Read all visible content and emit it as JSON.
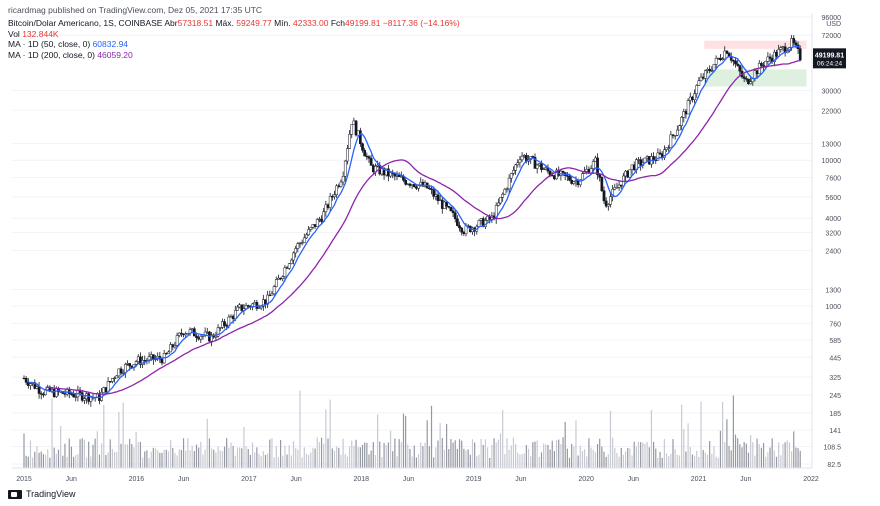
{
  "header": {
    "published": "ricardmag published on TradingView.com, Dez 05, 2021 17:35 UTC"
  },
  "legend": {
    "symbol": "Bitcoin/Dolar Americano, 1S, COINBASE",
    "open_label": "Abr",
    "open_value": "57318.51",
    "high_label": "Máx.",
    "high_value": "59249.77",
    "low_label": "Mín.",
    "low_value": "42333.00",
    "close_label": "Fch",
    "close_value": "49199.81",
    "change": "−8117.36 (−14.16%)",
    "volume_label": "Vol",
    "volume_value": "132.844K",
    "ma50_label": "MA · 1D (50, close, 0)",
    "ma50_value": "60832.94",
    "ma200_label": "MA · 1D (200, close, 0)",
    "ma200_value": "46059.20"
  },
  "footer": {
    "brand": "TradingView"
  },
  "colors": {
    "up": "#ffffff",
    "down": "#131722",
    "ma50": "#2962ff",
    "ma200": "#8e24aa",
    "resistance": "#ffcdd2",
    "support": "#c8e6c9",
    "volume": "#b2b5be"
  },
  "chart_data": {
    "type": "candlestick",
    "scale": "log",
    "currency": "USD",
    "y_ticks": [
      96000,
      72000,
      30000,
      22000,
      13000,
      10000,
      7600,
      5600,
      4000,
      3200,
      2400,
      1300,
      1000,
      760,
      585,
      445,
      325,
      245,
      185,
      141,
      108.5,
      82.5
    ],
    "x_ticks": [
      "2015",
      "Jun",
      "2016",
      "Jun",
      "2017",
      "Jun",
      "2018",
      "Jun",
      "2019",
      "Jun",
      "2020",
      "Jun",
      "2021",
      "Jun",
      "2022"
    ],
    "last_price": "49199.81",
    "countdown": "06:24:24",
    "close_path": [
      {
        "date": "2015-01",
        "close": 320
      },
      {
        "date": "2015-03",
        "close": 260
      },
      {
        "date": "2015-06",
        "close": 250
      },
      {
        "date": "2015-09",
        "close": 235
      },
      {
        "date": "2015-11",
        "close": 360
      },
      {
        "date": "2016-01",
        "close": 420
      },
      {
        "date": "2016-04",
        "close": 440
      },
      {
        "date": "2016-06",
        "close": 680
      },
      {
        "date": "2016-09",
        "close": 610
      },
      {
        "date": "2016-12",
        "close": 960
      },
      {
        "date": "2017-03",
        "close": 1100
      },
      {
        "date": "2017-06",
        "close": 2500
      },
      {
        "date": "2017-09",
        "close": 4300
      },
      {
        "date": "2017-11",
        "close": 8000
      },
      {
        "date": "2017-12",
        "close": 19000
      },
      {
        "date": "2018-02",
        "close": 9000
      },
      {
        "date": "2018-05",
        "close": 7500
      },
      {
        "date": "2018-08",
        "close": 6500
      },
      {
        "date": "2018-11",
        "close": 4000
      },
      {
        "date": "2018-12",
        "close": 3300
      },
      {
        "date": "2019-03",
        "close": 4000
      },
      {
        "date": "2019-06",
        "close": 11000
      },
      {
        "date": "2019-09",
        "close": 8300
      },
      {
        "date": "2019-12",
        "close": 7200
      },
      {
        "date": "2020-02",
        "close": 9800
      },
      {
        "date": "2020-03",
        "close": 5000
      },
      {
        "date": "2020-06",
        "close": 9200
      },
      {
        "date": "2020-09",
        "close": 10700
      },
      {
        "date": "2020-11",
        "close": 18000
      },
      {
        "date": "2021-01",
        "close": 34000
      },
      {
        "date": "2021-04",
        "close": 58000
      },
      {
        "date": "2021-06",
        "close": 34000
      },
      {
        "date": "2021-08",
        "close": 47000
      },
      {
        "date": "2021-11",
        "close": 64000
      },
      {
        "date": "2021-12",
        "close": 49199.81
      }
    ]
  }
}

+ + +

▶ _Exercise requirements_
Write every entry out again exactly, dropping the pictures.

▶ _The solution_
Read all visible content and emit it as JSON.
{
  "header": {
    "published": "ricardmag published on TradingView.com, Dez 05, 2021 17:35 UTC"
  },
  "legend": {
    "symbol": "Bitcoin/Dolar Americano, 1S, COINBASE",
    "open_label": "Abr",
    "open_value": "57318.51",
    "high_label": "Máx.",
    "high_value": "59249.77",
    "low_label": "Mín.",
    "low_value": "42333.00",
    "close_label": "Fch",
    "close_value": "49199.81",
    "change": "−8117.36 (−14.16%)",
    "volume_label": "Vol",
    "volume_value": "132.844K",
    "ma50_label": "MA · 1D (50, close, 0)",
    "ma50_value": "60832.94",
    "ma200_label": "MA · 1D (200, close, 0)",
    "ma200_value": "46059.20"
  },
  "footer": {
    "brand": "TradingView"
  },
  "colors": {
    "up": "#ffffff",
    "down": "#131722",
    "ma50": "#2962ff",
    "ma200": "#8e24aa",
    "resistance": "#ffcdd2",
    "support": "#c8e6c9",
    "volume": "#b2b5be"
  },
  "chart_data": {
    "type": "candlestick",
    "scale": "log",
    "currency": "USD",
    "y_ticks": [
      96000,
      72000,
      30000,
      22000,
      13000,
      10000,
      7600,
      5600,
      4000,
      3200,
      2400,
      1300,
      1000,
      760,
      585,
      445,
      325,
      245,
      185,
      141,
      108.5,
      82.5
    ],
    "x_ticks": [
      "2015",
      "Jun",
      "2016",
      "Jun",
      "2017",
      "Jun",
      "2018",
      "Jun",
      "2019",
      "Jun",
      "2020",
      "Jun",
      "2021",
      "Jun",
      "2022"
    ],
    "last_price": "49199.81",
    "countdown": "06:24:24",
    "close_path": [
      {
        "date": "2015-01",
        "close": 320
      },
      {
        "date": "2015-03",
        "close": 260
      },
      {
        "date": "2015-06",
        "close": 250
      },
      {
        "date": "2015-09",
        "close": 235
      },
      {
        "date": "2015-11",
        "close": 360
      },
      {
        "date": "2016-01",
        "close": 420
      },
      {
        "date": "2016-04",
        "close": 440
      },
      {
        "date": "2016-06",
        "close": 680
      },
      {
        "date": "2016-09",
        "close": 610
      },
      {
        "date": "2016-12",
        "close": 960
      },
      {
        "date": "2017-03",
        "close": 1100
      },
      {
        "date": "2017-06",
        "close": 2500
      },
      {
        "date": "2017-09",
        "close": 4300
      },
      {
        "date": "2017-11",
        "close": 8000
      },
      {
        "date": "2017-12",
        "close": 19000
      },
      {
        "date": "2018-02",
        "close": 9000
      },
      {
        "date": "2018-05",
        "close": 7500
      },
      {
        "date": "2018-08",
        "close": 6500
      },
      {
        "date": "2018-11",
        "close": 4000
      },
      {
        "date": "2018-12",
        "close": 3300
      },
      {
        "date": "2019-03",
        "close": 4000
      },
      {
        "date": "2019-06",
        "close": 11000
      },
      {
        "date": "2019-09",
        "close": 8300
      },
      {
        "date": "2019-12",
        "close": 7200
      },
      {
        "date": "2020-02",
        "close": 9800
      },
      {
        "date": "2020-03",
        "close": 5000
      },
      {
        "date": "2020-06",
        "close": 9200
      },
      {
        "date": "2020-09",
        "close": 10700
      },
      {
        "date": "2020-11",
        "close": 18000
      },
      {
        "date": "2021-01",
        "close": 34000
      },
      {
        "date": "2021-04",
        "close": 58000
      },
      {
        "date": "2021-06",
        "close": 34000
      },
      {
        "date": "2021-08",
        "close": 47000
      },
      {
        "date": "2021-11",
        "close": 64000
      },
      {
        "date": "2021-12",
        "close": 49199.81
      }
    ]
  }
}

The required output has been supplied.